*TO DO*: Omit the pictures and return every entry exactly as written.

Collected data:
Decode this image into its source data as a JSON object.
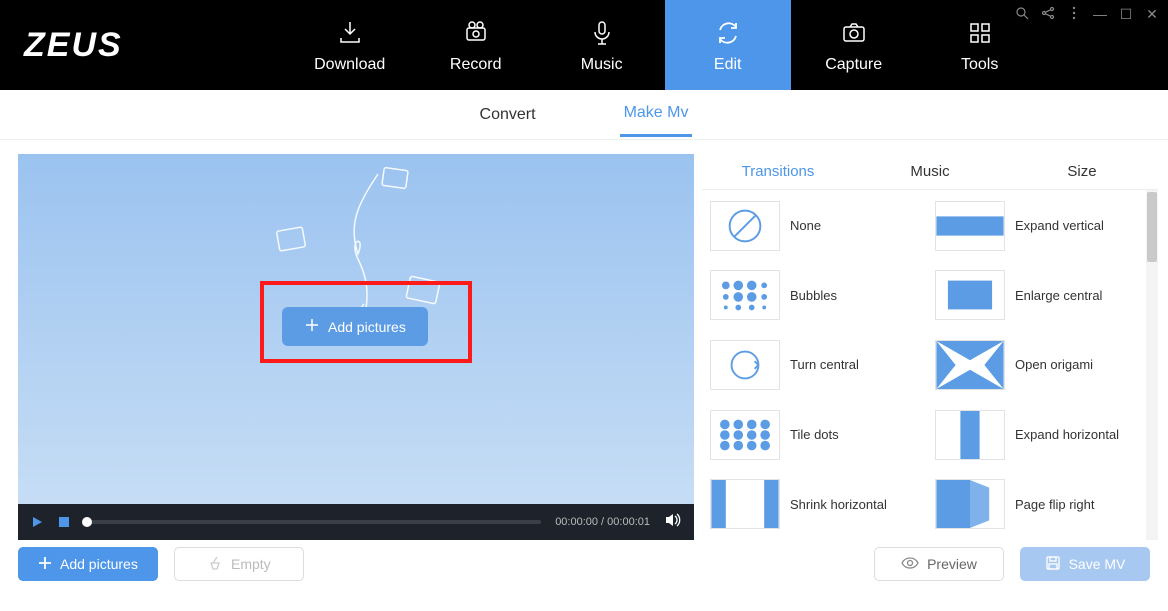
{
  "app": {
    "logo": "ZEUS"
  },
  "nav": {
    "items": [
      {
        "label": "Download"
      },
      {
        "label": "Record"
      },
      {
        "label": "Music"
      },
      {
        "label": "Edit"
      },
      {
        "label": "Capture"
      },
      {
        "label": "Tools"
      }
    ]
  },
  "subtabs": {
    "convert": "Convert",
    "makemv": "Make Mv"
  },
  "preview": {
    "add_pictures": "Add pictures",
    "time": "00:00:00 / 00:00:01"
  },
  "right_tabs": {
    "transitions": "Transitions",
    "music": "Music",
    "size": "Size"
  },
  "transitions": [
    {
      "label": "None"
    },
    {
      "label": "Expand vertical"
    },
    {
      "label": "Bubbles"
    },
    {
      "label": "Enlarge central"
    },
    {
      "label": "Turn central"
    },
    {
      "label": "Open origami"
    },
    {
      "label": "Tile dots"
    },
    {
      "label": "Expand horizontal"
    },
    {
      "label": "Shrink horizontal"
    },
    {
      "label": "Page flip right"
    }
  ],
  "bottom": {
    "add_pictures": "Add pictures",
    "empty": "Empty",
    "preview": "Preview",
    "save": "Save MV"
  }
}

*WRITTEN RESPONSE*:
Decode this image into its source data as a JSON object.
{
  "app": {
    "logo": "ZEUS"
  },
  "nav": {
    "items": [
      {
        "label": "Download"
      },
      {
        "label": "Record"
      },
      {
        "label": "Music"
      },
      {
        "label": "Edit"
      },
      {
        "label": "Capture"
      },
      {
        "label": "Tools"
      }
    ]
  },
  "subtabs": {
    "convert": "Convert",
    "makemv": "Make Mv"
  },
  "preview": {
    "add_pictures": "Add pictures",
    "time": "00:00:00 / 00:00:01"
  },
  "right_tabs": {
    "transitions": "Transitions",
    "music": "Music",
    "size": "Size"
  },
  "transitions": [
    {
      "label": "None"
    },
    {
      "label": "Expand vertical"
    },
    {
      "label": "Bubbles"
    },
    {
      "label": "Enlarge central"
    },
    {
      "label": "Turn central"
    },
    {
      "label": "Open origami"
    },
    {
      "label": "Tile dots"
    },
    {
      "label": "Expand horizontal"
    },
    {
      "label": "Shrink horizontal"
    },
    {
      "label": "Page flip right"
    }
  ],
  "bottom": {
    "add_pictures": "Add pictures",
    "empty": "Empty",
    "preview": "Preview",
    "save": "Save MV"
  }
}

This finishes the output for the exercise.